* BEGIN *

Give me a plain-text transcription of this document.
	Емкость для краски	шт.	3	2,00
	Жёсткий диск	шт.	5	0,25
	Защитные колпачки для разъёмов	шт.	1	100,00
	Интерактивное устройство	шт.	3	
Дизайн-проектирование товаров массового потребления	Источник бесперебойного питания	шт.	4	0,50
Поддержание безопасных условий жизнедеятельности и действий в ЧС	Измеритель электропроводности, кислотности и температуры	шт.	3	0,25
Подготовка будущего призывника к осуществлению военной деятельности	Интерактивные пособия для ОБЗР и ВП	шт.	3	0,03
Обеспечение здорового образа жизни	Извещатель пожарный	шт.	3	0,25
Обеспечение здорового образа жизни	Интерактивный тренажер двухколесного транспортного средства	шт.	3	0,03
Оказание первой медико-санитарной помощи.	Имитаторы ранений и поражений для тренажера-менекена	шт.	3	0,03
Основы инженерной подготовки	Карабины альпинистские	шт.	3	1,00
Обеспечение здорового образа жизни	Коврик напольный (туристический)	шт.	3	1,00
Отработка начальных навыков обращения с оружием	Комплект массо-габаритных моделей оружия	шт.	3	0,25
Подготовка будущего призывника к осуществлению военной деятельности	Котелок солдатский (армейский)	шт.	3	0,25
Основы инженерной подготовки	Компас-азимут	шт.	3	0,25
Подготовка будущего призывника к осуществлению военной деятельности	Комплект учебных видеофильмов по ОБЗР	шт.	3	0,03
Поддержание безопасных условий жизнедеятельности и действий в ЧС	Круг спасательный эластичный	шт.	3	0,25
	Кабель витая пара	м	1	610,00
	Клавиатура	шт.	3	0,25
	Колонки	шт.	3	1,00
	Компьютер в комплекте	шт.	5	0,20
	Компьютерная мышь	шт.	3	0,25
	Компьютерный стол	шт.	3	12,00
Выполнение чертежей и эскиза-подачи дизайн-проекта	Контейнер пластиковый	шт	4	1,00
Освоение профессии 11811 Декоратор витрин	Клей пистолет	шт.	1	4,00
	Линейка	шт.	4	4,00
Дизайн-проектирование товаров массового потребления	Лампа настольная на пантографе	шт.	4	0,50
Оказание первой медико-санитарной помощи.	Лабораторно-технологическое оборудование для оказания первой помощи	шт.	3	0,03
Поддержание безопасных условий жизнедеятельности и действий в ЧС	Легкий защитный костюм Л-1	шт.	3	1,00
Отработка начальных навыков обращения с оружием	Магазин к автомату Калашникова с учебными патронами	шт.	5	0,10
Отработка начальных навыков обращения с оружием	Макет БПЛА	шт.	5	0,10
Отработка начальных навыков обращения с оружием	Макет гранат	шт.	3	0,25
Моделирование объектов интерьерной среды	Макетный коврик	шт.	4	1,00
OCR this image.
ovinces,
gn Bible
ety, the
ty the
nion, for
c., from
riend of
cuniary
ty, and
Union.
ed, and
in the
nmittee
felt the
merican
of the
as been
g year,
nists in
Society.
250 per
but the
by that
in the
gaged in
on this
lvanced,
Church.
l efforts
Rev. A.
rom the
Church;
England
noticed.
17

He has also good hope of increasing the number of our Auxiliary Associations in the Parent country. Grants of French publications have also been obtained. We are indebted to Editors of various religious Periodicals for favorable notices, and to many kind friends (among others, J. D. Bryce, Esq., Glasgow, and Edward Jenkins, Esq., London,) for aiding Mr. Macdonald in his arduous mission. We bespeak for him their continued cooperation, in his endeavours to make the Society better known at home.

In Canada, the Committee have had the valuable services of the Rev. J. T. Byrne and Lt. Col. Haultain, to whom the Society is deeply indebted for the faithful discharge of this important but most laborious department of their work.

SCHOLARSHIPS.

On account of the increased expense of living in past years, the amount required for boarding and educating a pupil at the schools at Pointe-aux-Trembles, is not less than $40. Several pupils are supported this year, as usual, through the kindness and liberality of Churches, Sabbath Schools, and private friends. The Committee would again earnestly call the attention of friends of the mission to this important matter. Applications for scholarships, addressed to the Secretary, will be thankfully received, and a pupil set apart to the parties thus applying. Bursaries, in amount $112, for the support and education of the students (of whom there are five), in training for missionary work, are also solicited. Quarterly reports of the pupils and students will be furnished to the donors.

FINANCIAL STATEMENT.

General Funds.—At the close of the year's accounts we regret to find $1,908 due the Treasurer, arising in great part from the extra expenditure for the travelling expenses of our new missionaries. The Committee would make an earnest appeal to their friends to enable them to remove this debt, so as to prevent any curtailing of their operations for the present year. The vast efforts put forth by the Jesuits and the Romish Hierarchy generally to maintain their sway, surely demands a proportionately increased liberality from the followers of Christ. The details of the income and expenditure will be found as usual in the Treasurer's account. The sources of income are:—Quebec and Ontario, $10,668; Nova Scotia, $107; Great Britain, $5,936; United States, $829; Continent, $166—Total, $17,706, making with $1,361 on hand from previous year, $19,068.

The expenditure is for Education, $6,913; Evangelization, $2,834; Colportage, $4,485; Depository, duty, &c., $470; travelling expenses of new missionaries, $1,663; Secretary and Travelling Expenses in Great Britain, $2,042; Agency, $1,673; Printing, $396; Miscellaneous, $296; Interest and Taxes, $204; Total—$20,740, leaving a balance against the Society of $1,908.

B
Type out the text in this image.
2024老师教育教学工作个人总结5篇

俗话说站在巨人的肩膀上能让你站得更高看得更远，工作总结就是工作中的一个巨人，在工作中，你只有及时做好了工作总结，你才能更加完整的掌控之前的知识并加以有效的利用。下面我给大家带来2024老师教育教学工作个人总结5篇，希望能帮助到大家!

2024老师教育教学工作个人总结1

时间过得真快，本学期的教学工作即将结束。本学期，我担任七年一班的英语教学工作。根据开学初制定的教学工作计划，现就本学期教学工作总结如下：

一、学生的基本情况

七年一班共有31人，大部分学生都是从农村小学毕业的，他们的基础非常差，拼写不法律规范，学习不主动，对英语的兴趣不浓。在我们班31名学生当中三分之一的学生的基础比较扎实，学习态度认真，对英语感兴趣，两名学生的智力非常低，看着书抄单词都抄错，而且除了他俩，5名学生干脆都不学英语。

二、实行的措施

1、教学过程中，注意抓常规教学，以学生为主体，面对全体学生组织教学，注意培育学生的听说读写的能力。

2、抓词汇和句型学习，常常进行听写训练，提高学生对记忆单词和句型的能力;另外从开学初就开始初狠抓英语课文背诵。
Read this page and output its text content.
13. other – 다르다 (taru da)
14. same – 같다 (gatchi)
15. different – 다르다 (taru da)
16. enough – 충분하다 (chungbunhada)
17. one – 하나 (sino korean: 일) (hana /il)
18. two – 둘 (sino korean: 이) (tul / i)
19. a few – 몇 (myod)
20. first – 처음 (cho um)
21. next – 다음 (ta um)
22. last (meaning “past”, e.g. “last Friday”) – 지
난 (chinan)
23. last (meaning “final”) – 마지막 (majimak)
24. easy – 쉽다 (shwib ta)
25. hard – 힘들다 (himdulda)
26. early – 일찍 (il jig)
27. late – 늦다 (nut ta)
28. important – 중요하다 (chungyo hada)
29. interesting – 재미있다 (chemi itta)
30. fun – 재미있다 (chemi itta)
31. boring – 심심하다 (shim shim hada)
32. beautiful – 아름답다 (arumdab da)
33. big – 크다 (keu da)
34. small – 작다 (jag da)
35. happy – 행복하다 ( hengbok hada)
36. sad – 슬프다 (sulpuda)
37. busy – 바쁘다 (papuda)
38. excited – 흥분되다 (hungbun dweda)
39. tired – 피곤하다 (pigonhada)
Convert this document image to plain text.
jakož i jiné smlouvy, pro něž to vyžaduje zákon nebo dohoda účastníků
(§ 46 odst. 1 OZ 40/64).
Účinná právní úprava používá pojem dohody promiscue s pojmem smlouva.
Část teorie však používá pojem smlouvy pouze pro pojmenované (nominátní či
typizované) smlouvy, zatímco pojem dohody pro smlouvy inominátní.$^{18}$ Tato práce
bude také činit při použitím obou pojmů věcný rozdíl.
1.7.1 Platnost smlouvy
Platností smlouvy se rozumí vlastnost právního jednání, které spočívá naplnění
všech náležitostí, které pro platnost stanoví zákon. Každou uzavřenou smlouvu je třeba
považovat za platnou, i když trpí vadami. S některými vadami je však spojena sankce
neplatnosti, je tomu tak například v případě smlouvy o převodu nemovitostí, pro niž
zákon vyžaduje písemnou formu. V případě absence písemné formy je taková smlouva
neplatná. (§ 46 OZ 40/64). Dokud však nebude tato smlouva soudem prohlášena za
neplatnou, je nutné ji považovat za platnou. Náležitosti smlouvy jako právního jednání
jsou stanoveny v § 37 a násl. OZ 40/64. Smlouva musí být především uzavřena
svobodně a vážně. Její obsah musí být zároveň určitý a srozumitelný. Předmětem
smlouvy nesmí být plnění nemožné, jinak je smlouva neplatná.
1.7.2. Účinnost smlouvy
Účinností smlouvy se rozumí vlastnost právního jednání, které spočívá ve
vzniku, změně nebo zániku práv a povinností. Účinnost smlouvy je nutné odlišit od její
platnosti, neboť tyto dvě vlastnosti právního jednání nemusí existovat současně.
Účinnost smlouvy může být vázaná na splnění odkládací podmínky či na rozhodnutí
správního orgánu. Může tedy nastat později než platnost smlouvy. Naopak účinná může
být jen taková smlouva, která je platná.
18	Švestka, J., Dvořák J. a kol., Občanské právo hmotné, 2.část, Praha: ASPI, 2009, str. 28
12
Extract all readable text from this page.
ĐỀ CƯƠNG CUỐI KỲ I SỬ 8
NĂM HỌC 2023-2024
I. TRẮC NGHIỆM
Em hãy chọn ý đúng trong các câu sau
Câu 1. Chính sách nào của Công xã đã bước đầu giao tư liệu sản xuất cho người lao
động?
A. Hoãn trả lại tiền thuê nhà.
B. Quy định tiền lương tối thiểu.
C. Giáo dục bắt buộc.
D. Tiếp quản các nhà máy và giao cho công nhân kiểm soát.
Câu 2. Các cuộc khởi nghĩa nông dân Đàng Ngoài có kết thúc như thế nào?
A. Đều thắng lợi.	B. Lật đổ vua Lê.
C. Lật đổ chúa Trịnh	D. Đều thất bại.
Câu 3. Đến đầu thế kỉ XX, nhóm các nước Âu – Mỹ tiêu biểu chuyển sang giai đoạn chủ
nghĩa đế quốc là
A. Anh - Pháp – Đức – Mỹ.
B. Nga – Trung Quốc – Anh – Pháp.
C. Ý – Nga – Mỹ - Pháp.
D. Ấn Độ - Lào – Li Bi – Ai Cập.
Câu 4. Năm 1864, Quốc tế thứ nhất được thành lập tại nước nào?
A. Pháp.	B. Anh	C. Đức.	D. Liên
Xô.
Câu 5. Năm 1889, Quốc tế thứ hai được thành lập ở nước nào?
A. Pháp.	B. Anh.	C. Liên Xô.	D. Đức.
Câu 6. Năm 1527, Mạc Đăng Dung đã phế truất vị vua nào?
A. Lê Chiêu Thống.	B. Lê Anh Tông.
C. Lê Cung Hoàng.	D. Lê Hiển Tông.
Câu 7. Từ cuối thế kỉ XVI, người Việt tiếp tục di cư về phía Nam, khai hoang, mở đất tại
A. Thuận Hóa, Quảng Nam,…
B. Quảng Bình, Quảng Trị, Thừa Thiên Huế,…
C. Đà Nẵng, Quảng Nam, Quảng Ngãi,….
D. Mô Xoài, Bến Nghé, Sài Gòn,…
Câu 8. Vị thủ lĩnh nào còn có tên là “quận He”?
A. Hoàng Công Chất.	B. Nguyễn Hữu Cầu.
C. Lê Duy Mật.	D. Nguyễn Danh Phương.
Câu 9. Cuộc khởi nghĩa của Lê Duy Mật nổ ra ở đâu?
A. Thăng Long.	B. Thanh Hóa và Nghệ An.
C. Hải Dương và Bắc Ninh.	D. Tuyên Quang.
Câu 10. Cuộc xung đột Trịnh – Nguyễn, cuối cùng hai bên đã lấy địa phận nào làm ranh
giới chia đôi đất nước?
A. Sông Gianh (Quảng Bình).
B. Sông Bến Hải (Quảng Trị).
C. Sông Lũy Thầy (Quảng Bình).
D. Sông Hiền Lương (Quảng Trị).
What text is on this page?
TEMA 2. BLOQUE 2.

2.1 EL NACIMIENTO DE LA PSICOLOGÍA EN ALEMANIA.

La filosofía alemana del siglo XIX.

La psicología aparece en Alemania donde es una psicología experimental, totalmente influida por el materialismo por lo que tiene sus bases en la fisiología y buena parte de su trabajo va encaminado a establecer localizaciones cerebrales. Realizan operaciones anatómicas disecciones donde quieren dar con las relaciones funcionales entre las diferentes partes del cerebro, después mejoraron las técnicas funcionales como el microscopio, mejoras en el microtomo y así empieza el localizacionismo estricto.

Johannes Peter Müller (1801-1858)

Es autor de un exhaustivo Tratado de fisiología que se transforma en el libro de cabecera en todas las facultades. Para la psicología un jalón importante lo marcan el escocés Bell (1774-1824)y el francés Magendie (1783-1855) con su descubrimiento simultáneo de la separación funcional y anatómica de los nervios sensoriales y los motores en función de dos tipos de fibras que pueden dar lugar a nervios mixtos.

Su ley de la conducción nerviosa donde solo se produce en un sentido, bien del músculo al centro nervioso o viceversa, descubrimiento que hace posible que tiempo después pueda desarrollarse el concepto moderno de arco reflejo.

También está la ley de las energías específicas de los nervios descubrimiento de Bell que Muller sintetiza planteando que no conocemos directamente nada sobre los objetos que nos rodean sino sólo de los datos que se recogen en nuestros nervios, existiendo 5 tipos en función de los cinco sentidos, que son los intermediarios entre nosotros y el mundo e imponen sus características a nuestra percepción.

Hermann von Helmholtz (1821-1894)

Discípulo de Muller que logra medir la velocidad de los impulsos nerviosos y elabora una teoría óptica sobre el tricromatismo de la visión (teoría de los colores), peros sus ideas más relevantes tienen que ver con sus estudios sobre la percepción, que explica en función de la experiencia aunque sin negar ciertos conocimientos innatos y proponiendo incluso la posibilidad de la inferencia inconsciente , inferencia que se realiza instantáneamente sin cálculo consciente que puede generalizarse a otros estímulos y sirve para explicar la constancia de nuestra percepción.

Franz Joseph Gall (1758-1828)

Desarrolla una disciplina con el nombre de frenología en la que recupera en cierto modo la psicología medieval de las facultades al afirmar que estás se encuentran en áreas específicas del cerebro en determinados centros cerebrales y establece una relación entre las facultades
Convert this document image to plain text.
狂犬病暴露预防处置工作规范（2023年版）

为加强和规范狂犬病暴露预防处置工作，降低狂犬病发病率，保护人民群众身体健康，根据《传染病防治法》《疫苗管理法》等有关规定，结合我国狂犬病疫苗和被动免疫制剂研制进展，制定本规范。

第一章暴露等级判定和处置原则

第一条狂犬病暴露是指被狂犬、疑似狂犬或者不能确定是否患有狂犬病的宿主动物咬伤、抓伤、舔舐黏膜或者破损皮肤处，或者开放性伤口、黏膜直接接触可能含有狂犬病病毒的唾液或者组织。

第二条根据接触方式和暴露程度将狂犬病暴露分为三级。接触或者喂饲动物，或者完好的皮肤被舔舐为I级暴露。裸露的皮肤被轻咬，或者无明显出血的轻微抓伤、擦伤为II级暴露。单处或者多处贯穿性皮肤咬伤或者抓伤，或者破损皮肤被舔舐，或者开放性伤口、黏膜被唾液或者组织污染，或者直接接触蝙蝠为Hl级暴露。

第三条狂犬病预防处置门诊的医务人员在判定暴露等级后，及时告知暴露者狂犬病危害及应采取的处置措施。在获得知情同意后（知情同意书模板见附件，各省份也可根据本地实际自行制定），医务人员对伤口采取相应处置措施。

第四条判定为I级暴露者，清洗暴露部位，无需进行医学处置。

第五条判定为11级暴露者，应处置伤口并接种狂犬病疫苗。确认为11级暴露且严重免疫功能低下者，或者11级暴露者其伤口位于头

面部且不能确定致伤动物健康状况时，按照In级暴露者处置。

* END *

Show all lines in the entries above where the word "které" appears.

_Task response_
Platností smlouvy se rozumí vlastnost právního jednání, které spočívá naplnění
všech náležitostí, které pro platnost stanoví zákon. Každou uzavřenou smlouvu je třeba
Účinností smlouvy se rozumí vlastnost právního jednání, které spočívá ve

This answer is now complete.